**Activity**: Nothing besides a number belongs in the answer, which is how many lines of the listing contain the string "UTILIZAÇÃO".
****
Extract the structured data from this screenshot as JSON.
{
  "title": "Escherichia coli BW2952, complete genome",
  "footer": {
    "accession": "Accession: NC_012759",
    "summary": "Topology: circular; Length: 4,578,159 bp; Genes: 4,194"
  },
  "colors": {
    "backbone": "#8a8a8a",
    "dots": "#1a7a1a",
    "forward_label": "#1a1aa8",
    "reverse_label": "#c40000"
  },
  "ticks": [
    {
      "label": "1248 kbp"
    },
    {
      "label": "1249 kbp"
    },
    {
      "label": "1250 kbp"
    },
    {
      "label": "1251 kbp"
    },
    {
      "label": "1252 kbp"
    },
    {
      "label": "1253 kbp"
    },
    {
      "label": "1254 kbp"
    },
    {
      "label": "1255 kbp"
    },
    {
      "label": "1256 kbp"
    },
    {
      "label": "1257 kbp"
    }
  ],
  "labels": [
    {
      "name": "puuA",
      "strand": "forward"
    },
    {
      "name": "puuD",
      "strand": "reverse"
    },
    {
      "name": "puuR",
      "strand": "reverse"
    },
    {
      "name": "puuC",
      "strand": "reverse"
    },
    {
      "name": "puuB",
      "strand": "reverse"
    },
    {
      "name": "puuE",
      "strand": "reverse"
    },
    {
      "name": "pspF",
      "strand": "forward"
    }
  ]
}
****
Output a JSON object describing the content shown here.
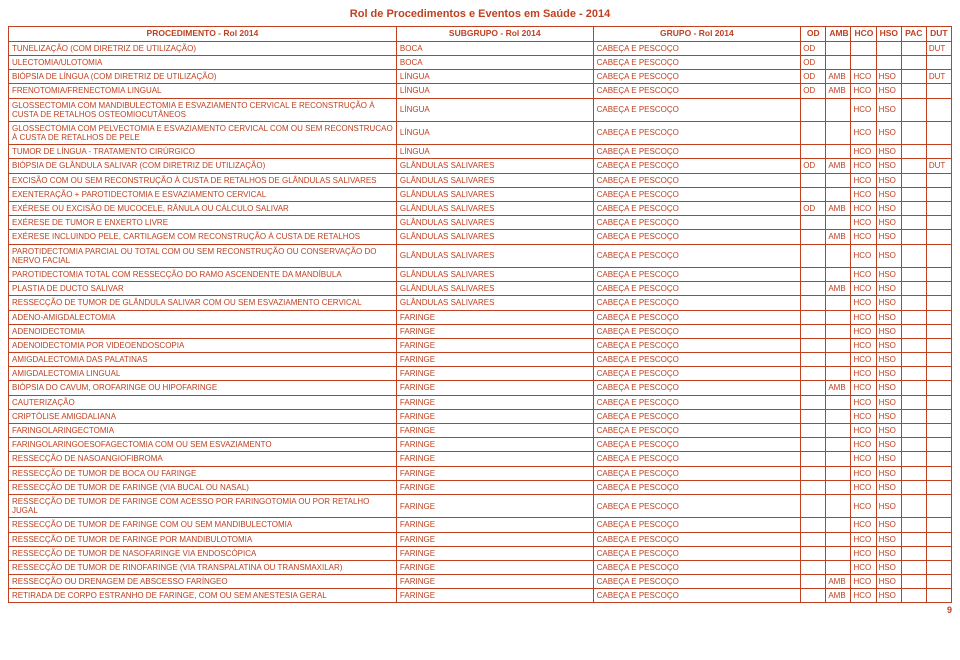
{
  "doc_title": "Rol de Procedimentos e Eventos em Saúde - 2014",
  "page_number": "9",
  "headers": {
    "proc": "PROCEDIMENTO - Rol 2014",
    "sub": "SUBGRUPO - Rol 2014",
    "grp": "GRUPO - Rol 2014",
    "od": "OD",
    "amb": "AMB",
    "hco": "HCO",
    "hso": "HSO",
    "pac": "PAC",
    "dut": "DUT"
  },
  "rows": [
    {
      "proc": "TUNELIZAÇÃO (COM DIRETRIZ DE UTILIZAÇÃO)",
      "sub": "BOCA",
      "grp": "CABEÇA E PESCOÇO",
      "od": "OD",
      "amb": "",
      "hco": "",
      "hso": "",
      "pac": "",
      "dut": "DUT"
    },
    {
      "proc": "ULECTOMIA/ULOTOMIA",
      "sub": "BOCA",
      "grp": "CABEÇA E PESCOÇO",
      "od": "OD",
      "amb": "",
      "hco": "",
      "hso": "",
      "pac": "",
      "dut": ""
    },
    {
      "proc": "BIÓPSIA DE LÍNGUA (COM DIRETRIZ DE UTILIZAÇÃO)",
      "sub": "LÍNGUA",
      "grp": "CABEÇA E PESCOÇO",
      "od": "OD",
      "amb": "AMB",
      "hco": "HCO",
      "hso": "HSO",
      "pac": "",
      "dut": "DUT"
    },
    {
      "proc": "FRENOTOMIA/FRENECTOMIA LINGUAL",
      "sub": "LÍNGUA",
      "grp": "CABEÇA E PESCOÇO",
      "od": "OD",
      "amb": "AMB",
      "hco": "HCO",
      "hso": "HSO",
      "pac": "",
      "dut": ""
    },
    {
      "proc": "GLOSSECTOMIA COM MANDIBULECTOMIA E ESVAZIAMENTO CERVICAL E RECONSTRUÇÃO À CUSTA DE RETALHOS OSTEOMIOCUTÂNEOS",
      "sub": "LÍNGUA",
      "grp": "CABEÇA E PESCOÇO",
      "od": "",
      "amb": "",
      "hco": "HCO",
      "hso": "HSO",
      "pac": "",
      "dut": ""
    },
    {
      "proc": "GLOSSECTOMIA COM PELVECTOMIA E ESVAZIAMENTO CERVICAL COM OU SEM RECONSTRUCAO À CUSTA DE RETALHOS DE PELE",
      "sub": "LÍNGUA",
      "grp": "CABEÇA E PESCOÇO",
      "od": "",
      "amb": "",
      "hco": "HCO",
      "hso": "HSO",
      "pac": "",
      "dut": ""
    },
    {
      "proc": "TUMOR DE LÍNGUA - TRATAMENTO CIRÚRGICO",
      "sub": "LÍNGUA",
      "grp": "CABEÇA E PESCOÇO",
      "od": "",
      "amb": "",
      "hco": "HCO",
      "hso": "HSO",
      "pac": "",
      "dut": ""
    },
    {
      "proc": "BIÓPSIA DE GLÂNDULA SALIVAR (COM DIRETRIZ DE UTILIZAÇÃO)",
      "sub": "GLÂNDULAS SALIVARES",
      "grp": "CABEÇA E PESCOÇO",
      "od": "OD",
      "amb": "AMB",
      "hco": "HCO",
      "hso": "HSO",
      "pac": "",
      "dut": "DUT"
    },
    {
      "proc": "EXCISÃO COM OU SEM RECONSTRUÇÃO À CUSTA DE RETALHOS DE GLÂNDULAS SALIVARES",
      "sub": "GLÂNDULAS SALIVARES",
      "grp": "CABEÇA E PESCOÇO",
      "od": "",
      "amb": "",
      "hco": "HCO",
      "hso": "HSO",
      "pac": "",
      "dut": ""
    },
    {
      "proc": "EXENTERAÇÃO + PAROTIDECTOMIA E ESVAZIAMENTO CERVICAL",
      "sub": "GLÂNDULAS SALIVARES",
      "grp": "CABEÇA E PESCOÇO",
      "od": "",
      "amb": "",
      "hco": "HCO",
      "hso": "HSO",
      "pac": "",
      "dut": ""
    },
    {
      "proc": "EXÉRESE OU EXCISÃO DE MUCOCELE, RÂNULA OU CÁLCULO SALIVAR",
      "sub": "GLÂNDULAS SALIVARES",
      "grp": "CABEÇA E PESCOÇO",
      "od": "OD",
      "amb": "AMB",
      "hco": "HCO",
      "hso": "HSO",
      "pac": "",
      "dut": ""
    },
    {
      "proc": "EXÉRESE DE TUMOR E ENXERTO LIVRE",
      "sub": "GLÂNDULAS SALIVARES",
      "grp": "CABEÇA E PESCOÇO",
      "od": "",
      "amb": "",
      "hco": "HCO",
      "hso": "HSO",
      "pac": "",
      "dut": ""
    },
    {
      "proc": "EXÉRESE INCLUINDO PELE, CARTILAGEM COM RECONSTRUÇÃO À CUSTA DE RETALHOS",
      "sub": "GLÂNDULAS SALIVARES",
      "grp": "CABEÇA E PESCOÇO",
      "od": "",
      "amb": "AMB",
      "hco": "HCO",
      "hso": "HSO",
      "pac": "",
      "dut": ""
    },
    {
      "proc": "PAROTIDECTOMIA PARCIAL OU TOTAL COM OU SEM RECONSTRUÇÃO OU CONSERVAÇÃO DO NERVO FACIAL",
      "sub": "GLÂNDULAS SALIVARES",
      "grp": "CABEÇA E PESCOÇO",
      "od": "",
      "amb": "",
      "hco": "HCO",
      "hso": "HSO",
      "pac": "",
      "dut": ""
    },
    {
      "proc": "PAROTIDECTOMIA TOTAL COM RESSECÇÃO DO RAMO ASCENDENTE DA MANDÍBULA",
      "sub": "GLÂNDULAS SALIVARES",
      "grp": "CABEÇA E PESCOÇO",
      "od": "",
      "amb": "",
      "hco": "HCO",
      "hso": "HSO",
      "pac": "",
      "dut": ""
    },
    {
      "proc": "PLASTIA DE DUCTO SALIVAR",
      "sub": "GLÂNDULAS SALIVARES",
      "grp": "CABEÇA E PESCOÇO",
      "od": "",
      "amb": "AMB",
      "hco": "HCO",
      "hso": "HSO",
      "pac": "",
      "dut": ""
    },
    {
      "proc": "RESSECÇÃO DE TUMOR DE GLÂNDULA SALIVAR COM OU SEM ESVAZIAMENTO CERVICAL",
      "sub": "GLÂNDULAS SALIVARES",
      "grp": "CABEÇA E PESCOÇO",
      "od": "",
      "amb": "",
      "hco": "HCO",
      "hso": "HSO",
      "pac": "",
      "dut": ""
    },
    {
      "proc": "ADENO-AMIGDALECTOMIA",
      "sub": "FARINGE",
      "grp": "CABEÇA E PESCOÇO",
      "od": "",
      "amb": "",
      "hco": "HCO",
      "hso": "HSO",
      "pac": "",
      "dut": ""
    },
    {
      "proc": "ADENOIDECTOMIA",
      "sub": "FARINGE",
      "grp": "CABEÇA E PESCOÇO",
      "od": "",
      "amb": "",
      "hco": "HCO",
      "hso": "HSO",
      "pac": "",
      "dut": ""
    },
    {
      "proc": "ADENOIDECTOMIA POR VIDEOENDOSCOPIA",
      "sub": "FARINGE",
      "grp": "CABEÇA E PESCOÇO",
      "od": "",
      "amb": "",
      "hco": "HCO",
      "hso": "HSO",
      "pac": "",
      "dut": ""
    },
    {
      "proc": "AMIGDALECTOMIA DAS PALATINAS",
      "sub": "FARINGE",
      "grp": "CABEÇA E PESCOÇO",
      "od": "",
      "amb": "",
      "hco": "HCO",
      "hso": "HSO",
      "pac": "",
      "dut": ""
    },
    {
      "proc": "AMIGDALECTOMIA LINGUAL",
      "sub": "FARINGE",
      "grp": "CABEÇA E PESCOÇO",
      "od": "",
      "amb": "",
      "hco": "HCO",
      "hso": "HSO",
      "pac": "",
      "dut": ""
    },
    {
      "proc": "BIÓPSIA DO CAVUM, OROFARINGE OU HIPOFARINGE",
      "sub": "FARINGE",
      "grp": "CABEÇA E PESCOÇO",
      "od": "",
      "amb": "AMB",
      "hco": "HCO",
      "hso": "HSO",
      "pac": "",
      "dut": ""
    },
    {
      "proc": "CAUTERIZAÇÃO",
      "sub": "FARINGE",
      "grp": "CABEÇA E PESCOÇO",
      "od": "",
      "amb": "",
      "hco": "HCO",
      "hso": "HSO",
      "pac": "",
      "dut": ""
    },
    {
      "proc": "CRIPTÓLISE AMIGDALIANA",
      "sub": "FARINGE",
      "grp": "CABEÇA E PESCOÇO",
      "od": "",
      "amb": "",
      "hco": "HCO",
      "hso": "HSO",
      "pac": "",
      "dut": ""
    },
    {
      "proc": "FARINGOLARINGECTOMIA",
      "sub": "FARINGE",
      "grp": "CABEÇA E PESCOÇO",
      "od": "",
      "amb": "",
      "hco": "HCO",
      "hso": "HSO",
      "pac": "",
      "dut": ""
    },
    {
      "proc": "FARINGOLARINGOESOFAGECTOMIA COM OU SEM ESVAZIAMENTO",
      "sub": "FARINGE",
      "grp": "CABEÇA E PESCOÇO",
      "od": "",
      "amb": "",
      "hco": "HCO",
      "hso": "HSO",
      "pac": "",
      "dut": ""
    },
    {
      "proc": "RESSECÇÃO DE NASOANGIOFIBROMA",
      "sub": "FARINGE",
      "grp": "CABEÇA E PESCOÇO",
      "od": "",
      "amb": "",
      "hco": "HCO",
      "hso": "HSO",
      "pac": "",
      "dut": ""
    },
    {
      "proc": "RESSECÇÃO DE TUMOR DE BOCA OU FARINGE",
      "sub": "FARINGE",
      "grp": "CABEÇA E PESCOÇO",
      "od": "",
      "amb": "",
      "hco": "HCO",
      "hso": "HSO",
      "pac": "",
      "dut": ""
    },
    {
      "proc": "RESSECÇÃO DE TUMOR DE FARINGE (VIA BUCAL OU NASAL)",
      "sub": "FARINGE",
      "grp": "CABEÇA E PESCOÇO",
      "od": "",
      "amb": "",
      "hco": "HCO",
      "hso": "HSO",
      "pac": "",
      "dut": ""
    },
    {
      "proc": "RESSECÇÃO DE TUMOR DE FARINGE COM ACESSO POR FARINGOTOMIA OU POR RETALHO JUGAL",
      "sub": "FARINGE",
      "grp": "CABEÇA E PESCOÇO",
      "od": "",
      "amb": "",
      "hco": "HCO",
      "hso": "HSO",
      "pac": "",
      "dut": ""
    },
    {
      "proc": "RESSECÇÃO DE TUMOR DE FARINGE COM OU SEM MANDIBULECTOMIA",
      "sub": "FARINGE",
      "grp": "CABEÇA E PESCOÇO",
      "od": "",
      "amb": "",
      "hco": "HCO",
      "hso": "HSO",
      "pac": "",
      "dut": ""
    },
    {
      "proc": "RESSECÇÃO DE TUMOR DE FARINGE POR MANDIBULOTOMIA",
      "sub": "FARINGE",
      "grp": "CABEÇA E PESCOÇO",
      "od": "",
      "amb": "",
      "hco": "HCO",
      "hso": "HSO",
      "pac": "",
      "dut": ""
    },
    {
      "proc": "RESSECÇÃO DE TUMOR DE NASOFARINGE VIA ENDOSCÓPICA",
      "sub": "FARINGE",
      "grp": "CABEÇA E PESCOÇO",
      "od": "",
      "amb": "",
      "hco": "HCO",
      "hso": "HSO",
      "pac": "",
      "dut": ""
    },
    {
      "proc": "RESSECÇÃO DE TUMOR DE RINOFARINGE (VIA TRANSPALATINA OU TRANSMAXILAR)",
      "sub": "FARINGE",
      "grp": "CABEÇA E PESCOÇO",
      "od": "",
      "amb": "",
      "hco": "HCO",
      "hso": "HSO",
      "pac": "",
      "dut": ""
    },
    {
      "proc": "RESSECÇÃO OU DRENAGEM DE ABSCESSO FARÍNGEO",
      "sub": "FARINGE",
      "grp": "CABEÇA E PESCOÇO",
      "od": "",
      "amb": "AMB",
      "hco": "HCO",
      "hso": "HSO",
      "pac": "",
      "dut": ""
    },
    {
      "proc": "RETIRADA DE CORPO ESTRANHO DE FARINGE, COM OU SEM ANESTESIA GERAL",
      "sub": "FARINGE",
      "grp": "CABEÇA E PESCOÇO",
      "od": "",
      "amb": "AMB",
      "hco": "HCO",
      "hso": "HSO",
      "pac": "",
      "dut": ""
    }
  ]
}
****
**Result of this task**: 3